[start MATERIALS PROVIDED]

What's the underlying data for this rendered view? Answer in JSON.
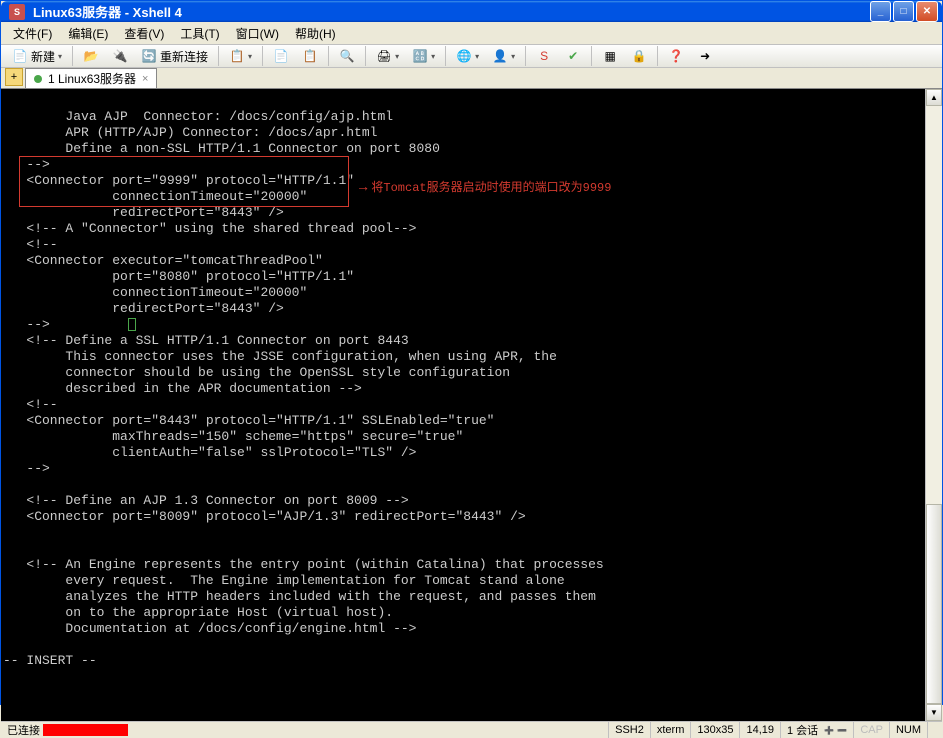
{
  "title": "Linux63服务器 - Xshell 4",
  "menu": {
    "file": "文件(F)",
    "edit": "编辑(E)",
    "view": "查看(V)",
    "tools": "工具(T)",
    "window": "窗口(W)",
    "help": "帮助(H)"
  },
  "toolbar": {
    "new": "新建",
    "reconnect": "重新连接"
  },
  "tab": {
    "label": "1 Linux63服务器"
  },
  "terminal": {
    "l1": "        Java AJP  Connector: /docs/config/ajp.html",
    "l2": "        APR (HTTP/AJP) Connector: /docs/apr.html",
    "l3": "        Define a non-SSL HTTP/1.1 Connector on port 8080",
    "l4": "   -->",
    "l5": "   <Connector port=\"9999\" protocol=\"HTTP/1.1\"",
    "l6": "              connectionTimeout=\"20000\"",
    "l7": "              redirectPort=\"8443\" />",
    "l8": "   <!-- A \"Connector\" using the shared thread pool-->",
    "l9": "   <!--",
    "l10": "   <Connector executor=\"tomcatThreadPool\"",
    "l11": "              port=\"8080\" protocol=\"HTTP/1.1\"",
    "l12": "              connectionTimeout=\"20000\"",
    "l13": "              redirectPort=\"8443\" />",
    "l14": "   -->",
    "l15": "   <!-- Define a SSL HTTP/1.1 Connector on port 8443",
    "l16": "        This connector uses the JSSE configuration, when using APR, the",
    "l17": "        connector should be using the OpenSSL style configuration",
    "l18": "        described in the APR documentation -->",
    "l19": "   <!--",
    "l20": "   <Connector port=\"8443\" protocol=\"HTTP/1.1\" SSLEnabled=\"true\"",
    "l21": "              maxThreads=\"150\" scheme=\"https\" secure=\"true\"",
    "l22": "              clientAuth=\"false\" sslProtocol=\"TLS\" />",
    "l23": "   -->",
    "l24": "",
    "l25": "   <!-- Define an AJP 1.3 Connector on port 8009 -->",
    "l26": "   <Connector port=\"8009\" protocol=\"AJP/1.3\" redirectPort=\"8443\" />",
    "l27": "",
    "l28": "",
    "l29": "   <!-- An Engine represents the entry point (within Catalina) that processes",
    "l30": "        every request.  The Engine implementation for Tomcat stand alone",
    "l31": "        analyzes the HTTP headers included with the request, and passes them",
    "l32": "        on to the appropriate Host (virtual host).",
    "l33": "        Documentation at /docs/config/engine.html -->",
    "l34": "",
    "l35": "-- INSERT --"
  },
  "annotation": "将Tomcat服务器启动时使用的端口改为9999",
  "status": {
    "connected": "已连接",
    "ssh": "SSH2",
    "term": "xterm",
    "size": "130x35",
    "pos": "14,19",
    "sessions": "1 会话",
    "cap": "CAP",
    "num": "NUM"
  }
}
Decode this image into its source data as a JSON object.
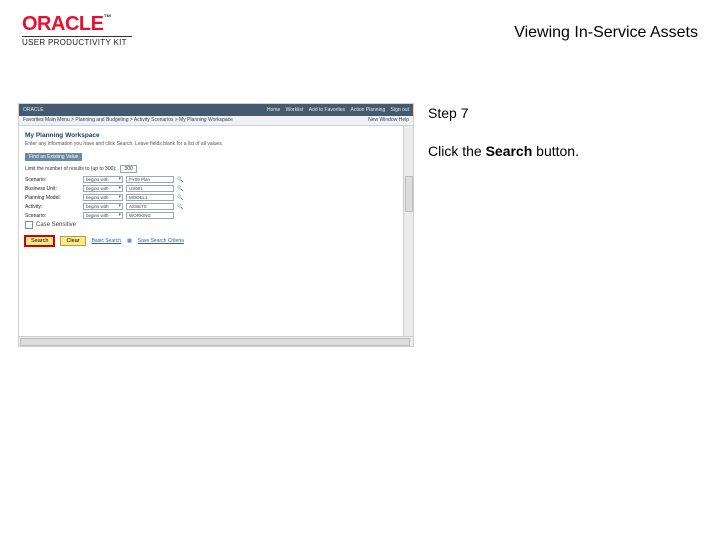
{
  "brand": {
    "logo": "ORACLE",
    "tm": "™",
    "subtitle": "USER PRODUCTIVITY KIT"
  },
  "page_title": "Viewing In-Service Assets",
  "instruction": {
    "step_label": "Step 7",
    "text_before": "Click the ",
    "target": "Search",
    "text_after": " button."
  },
  "shot": {
    "nav_left": {
      "oracle": "ORACLE",
      "crumbs": "Favorites    Main Menu  >  Planning and Budgeting  >  Activity Scenarios  >  My Planning Workspace"
    },
    "nav_right": [
      "Home",
      "Worklist",
      "Add to Favorites",
      "Action Planning",
      "Sign out"
    ],
    "toolbar_right": "New Window   Help",
    "title": "My Planning Workspace",
    "subtitle": "Enter any information you have and click Search. Leave fields blank for a list of all values.",
    "tab": "Find an Existing Value",
    "limit_label": "Limit the number of results to (up to 300):",
    "limit_value": "300",
    "fields": [
      {
        "label": "Scenario:",
        "op": "begins with",
        "val": "FY09 Plan"
      },
      {
        "label": "Business Unit:",
        "op": "begins with",
        "val": "US001"
      },
      {
        "label": "Planning Model:",
        "op": "begins with",
        "val": "MODEL1"
      },
      {
        "label": "Activity:",
        "op": "begins with",
        "val": "ASSETS"
      },
      {
        "label": "Scenario:",
        "op": "begins with",
        "val": "WORKING"
      }
    ],
    "case_label": "Case Sensitive",
    "search_btn": "Search",
    "clear_btn": "Clear",
    "basic_link": "Basic Search",
    "save_link": "Save Search Criteria"
  }
}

[end MATERIALS PROVIDED]

[GOAL] Could you repeat, exactly and with nothing else, the lines from the one containing "Decode this image" through the last line of the records above, leaving out the pictures?

[REPLY TO THE EXERCISE]
Decode this image into its source data as a JSON object.
{
  "brand": {
    "logo": "ORACLE",
    "tm": "™",
    "subtitle": "USER PRODUCTIVITY KIT"
  },
  "page_title": "Viewing In-Service Assets",
  "instruction": {
    "step_label": "Step 7",
    "text_before": "Click the ",
    "target": "Search",
    "text_after": " button."
  },
  "shot": {
    "nav_left": {
      "oracle": "ORACLE",
      "crumbs": "Favorites    Main Menu  >  Planning and Budgeting  >  Activity Scenarios  >  My Planning Workspace"
    },
    "nav_right": [
      "Home",
      "Worklist",
      "Add to Favorites",
      "Action Planning",
      "Sign out"
    ],
    "toolbar_right": "New Window   Help",
    "title": "My Planning Workspace",
    "subtitle": "Enter any information you have and click Search. Leave fields blank for a list of all values.",
    "tab": "Find an Existing Value",
    "limit_label": "Limit the number of results to (up to 300):",
    "limit_value": "300",
    "fields": [
      {
        "label": "Scenario:",
        "op": "begins with",
        "val": "FY09 Plan"
      },
      {
        "label": "Business Unit:",
        "op": "begins with",
        "val": "US001"
      },
      {
        "label": "Planning Model:",
        "op": "begins with",
        "val": "MODEL1"
      },
      {
        "label": "Activity:",
        "op": "begins with",
        "val": "ASSETS"
      },
      {
        "label": "Scenario:",
        "op": "begins with",
        "val": "WORKING"
      }
    ],
    "case_label": "Case Sensitive",
    "search_btn": "Search",
    "clear_btn": "Clear",
    "basic_link": "Basic Search",
    "save_link": "Save Search Criteria"
  }
}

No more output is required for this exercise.